*What is asked*
What follows is a listing; restate every line of it word for word.

*Data shown*
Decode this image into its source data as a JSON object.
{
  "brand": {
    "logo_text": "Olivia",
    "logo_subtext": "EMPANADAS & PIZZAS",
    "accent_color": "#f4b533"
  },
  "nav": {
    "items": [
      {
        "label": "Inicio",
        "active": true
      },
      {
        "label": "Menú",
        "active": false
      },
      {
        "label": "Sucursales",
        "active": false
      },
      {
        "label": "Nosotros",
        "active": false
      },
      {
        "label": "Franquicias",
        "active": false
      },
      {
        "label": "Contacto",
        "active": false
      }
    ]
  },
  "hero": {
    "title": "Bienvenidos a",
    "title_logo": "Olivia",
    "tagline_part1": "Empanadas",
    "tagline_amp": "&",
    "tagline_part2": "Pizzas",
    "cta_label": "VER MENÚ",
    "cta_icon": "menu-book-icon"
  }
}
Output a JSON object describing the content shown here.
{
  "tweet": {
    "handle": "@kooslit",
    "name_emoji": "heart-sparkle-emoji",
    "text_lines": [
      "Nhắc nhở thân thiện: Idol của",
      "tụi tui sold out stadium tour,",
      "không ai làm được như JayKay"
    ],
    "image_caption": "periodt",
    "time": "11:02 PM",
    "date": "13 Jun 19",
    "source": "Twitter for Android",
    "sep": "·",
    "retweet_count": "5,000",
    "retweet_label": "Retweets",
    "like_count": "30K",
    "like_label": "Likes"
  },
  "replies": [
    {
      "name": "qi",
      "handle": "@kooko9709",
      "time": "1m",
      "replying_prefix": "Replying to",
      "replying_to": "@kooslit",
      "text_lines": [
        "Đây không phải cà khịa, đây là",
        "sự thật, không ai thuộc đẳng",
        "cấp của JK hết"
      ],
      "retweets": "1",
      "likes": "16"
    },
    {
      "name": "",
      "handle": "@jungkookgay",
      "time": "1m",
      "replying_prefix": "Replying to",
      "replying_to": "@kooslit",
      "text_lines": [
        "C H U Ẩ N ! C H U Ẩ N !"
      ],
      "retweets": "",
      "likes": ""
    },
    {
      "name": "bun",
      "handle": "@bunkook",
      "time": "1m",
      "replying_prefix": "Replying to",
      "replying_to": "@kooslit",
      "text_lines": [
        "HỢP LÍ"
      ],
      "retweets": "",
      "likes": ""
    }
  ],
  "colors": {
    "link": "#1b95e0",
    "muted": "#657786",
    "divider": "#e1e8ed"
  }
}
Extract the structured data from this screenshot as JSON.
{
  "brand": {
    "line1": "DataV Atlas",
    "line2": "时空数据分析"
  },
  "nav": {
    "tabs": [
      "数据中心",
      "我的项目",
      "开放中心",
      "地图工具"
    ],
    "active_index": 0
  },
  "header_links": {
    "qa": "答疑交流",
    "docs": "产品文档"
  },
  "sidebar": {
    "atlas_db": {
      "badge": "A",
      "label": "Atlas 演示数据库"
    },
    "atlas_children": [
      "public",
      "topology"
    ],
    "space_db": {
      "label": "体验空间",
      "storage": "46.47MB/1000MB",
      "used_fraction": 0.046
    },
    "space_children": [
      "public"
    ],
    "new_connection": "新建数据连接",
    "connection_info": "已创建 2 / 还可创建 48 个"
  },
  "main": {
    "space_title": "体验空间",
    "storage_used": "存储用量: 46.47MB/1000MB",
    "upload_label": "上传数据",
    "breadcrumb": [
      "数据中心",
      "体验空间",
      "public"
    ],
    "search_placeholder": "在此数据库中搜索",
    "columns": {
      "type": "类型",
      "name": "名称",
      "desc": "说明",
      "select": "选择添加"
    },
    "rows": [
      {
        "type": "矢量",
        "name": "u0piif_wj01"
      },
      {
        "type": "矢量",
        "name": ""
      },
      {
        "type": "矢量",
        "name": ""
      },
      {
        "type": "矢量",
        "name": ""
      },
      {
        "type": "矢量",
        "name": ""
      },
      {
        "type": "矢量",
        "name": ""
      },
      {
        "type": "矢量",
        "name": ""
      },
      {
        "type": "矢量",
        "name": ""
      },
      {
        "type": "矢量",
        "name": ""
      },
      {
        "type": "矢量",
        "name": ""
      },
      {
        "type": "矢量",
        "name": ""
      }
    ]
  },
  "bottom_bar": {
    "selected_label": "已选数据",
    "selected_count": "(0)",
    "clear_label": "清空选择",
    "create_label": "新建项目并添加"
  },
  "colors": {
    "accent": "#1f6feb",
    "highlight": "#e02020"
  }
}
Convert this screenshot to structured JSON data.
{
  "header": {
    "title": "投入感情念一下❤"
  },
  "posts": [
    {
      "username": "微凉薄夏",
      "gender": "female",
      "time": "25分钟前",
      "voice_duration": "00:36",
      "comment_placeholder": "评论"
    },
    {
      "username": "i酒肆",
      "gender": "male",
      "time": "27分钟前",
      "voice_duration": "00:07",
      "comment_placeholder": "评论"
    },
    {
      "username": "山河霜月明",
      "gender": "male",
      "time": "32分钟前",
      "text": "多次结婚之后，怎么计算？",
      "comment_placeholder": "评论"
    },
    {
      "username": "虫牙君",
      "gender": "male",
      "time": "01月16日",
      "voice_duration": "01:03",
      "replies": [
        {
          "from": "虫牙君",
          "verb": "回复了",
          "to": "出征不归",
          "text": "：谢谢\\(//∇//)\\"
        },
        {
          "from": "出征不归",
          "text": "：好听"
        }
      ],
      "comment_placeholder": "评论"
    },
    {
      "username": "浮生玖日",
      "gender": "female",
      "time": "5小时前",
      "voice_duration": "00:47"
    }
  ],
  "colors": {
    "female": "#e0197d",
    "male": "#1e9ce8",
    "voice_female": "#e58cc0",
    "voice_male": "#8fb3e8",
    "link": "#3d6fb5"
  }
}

*Output of the task*
Decode this image into its source data as a JSON object.
{
  "brand": {
    "logo_text": "Olivia",
    "logo_subtext": "EMPANADAS & PIZZAS",
    "accent_color": "#f4b533"
  },
  "nav": {
    "items": [
      {
        "label": "Inicio",
        "active": true
      },
      {
        "label": "Menú",
        "active": false
      },
      {
        "label": "Sucursales",
        "active": false
      },
      {
        "label": "Nosotros",
        "active": false
      },
      {
        "label": "Franquicias",
        "active": false
      },
      {
        "label": "Contacto",
        "active": false
      }
    ]
  },
  "hero": {
    "title": "Bienvenidos a",
    "title_logo": "Olivia",
    "tagline_part1": "Empanadas",
    "tagline_amp": "&",
    "tagline_part2": "Pizzas",
    "cta_label": "VER MENÚ",
    "cta_icon": "menu-book-icon"
  }
}
Output a JSON object describing the content shown here.
{
  "tweet": {
    "handle": "@kooslit",
    "name_emoji": "heart-sparkle-emoji",
    "text_lines": [
      "Nhắc nhở thân thiện: Idol của",
      "tụi tui sold out stadium tour,",
      "không ai làm được như JayKay"
    ],
    "image_caption": "periodt",
    "time": "11:02 PM",
    "date": "13 Jun 19",
    "source": "Twitter for Android",
    "sep": "·",
    "retweet_count": "5,000",
    "retweet_label": "Retweets",
    "like_count": "30K",
    "like_label": "Likes"
  },
  "replies": [
    {
      "name": "qi",
      "handle": "@kooko9709",
      "time": "1m",
      "replying_prefix": "Replying to",
      "replying_to": "@kooslit",
      "text_lines": [
        "Đây không phải cà khịa, đây là",
        "sự thật, không ai thuộc đẳng",
        "cấp của JK hết"
      ],
      "retweets": "1",
      "likes": "16"
    },
    {
      "name": "",
      "handle": "@jungkookgay",
      "time": "1m",
      "replying_prefix": "Replying to",
      "replying_to": "@kooslit",
      "text_lines": [
        "C H U Ẩ N ! C H U Ẩ N !"
      ],
      "retweets": "",
      "likes": ""
    },
    {
      "name": "bun",
      "handle": "@bunkook",
      "time": "1m",
      "replying_prefix": "Replying to",
      "replying_to": "@kooslit",
      "text_lines": [
        "HỢP LÍ"
      ],
      "retweets": "",
      "likes": ""
    }
  ],
  "colors": {
    "link": "#1b95e0",
    "muted": "#657786",
    "divider": "#e1e8ed"
  }
}
Extract the structured data from this screenshot as JSON.
{
  "brand": {
    "line1": "DataV Atlas",
    "line2": "时空数据分析"
  },
  "nav": {
    "tabs": [
      "数据中心",
      "我的项目",
      "开放中心",
      "地图工具"
    ],
    "active_index": 0
  },
  "header_links": {
    "qa": "答疑交流",
    "docs": "产品文档"
  },
  "sidebar": {
    "atlas_db": {
      "badge": "A",
      "label": "Atlas 演示数据库"
    },
    "atlas_children": [
      "public",
      "topology"
    ],
    "space_db": {
      "label": "体验空间",
      "storage": "46.47MB/1000MB",
      "used_fraction": 0.046
    },
    "space_children": [
      "public"
    ],
    "new_connection": "新建数据连接",
    "connection_info": "已创建 2 / 还可创建 48 个"
  },
  "main": {
    "space_title": "体验空间",
    "storage_used": "存储用量: 46.47MB/1000MB",
    "upload_label": "上传数据",
    "breadcrumb": [
      "数据中心",
      "体验空间",
      "public"
    ],
    "search_placeholder": "在此数据库中搜索",
    "columns": {
      "type": "类型",
      "name": "名称",
      "desc": "说明",
      "select": "选择添加"
    },
    "rows": [
      {
        "type": "矢量",
        "name": "u0piif_wj01"
      },
      {
        "type": "矢量",
        "name": ""
      },
      {
        "type": "矢量",
        "name": ""
      },
      {
        "type": "矢量",
        "name": ""
      },
      {
        "type": "矢量",
        "name": ""
      },
      {
        "type": "矢量",
        "name": ""
      },
      {
        "type": "矢量",
        "name": ""
      },
      {
        "type": "矢量",
        "name": ""
      },
      {
        "type": "矢量",
        "name": ""
      },
      {
        "type": "矢量",
        "name": ""
      },
      {
        "type": "矢量",
        "name": ""
      }
    ]
  },
  "bottom_bar": {
    "selected_label": "已选数据",
    "selected_count": "(0)",
    "clear_label": "清空选择",
    "create_label": "新建项目并添加"
  },
  "colors": {
    "accent": "#1f6feb",
    "highlight": "#e02020"
  }
}
Convert this screenshot to structured JSON data.
{
  "header": {
    "title": "投入感情念一下❤"
  },
  "posts": [
    {
      "username": "微凉薄夏",
      "gender": "female",
      "time": "25分钟前",
      "voice_duration": "00:36",
      "comment_placeholder": "评论"
    },
    {
      "username": "i酒肆",
      "gender": "male",
      "time": "27分钟前",
      "voice_duration": "00:07",
      "comment_placeholder": "评论"
    },
    {
      "username": "山河霜月明",
      "gender": "male",
      "time": "32分钟前",
      "text": "多次结婚之后，怎么计算？",
      "comment_placeholder": "评论"
    },
    {
      "username": "虫牙君",
      "gender": "male",
      "time": "01月16日",
      "voice_duration": "01:03",
      "replies": [
        {
          "from": "虫牙君",
          "verb": "回复了",
          "to": "出征不归",
          "text": "：谢谢\\(//∇//)\\"
        },
        {
          "from": "出征不归",
          "text": "：好听"
        }
      ],
      "comment_placeholder": "评论"
    },
    {
      "username": "浮生玖日",
      "gender": "female",
      "time": "5小时前",
      "voice_duration": "00:47"
    }
  ],
  "colors": {
    "female": "#e0197d",
    "male": "#1e9ce8",
    "voice_female": "#e58cc0",
    "voice_male": "#8fb3e8",
    "link": "#3d6fb5"
  }
}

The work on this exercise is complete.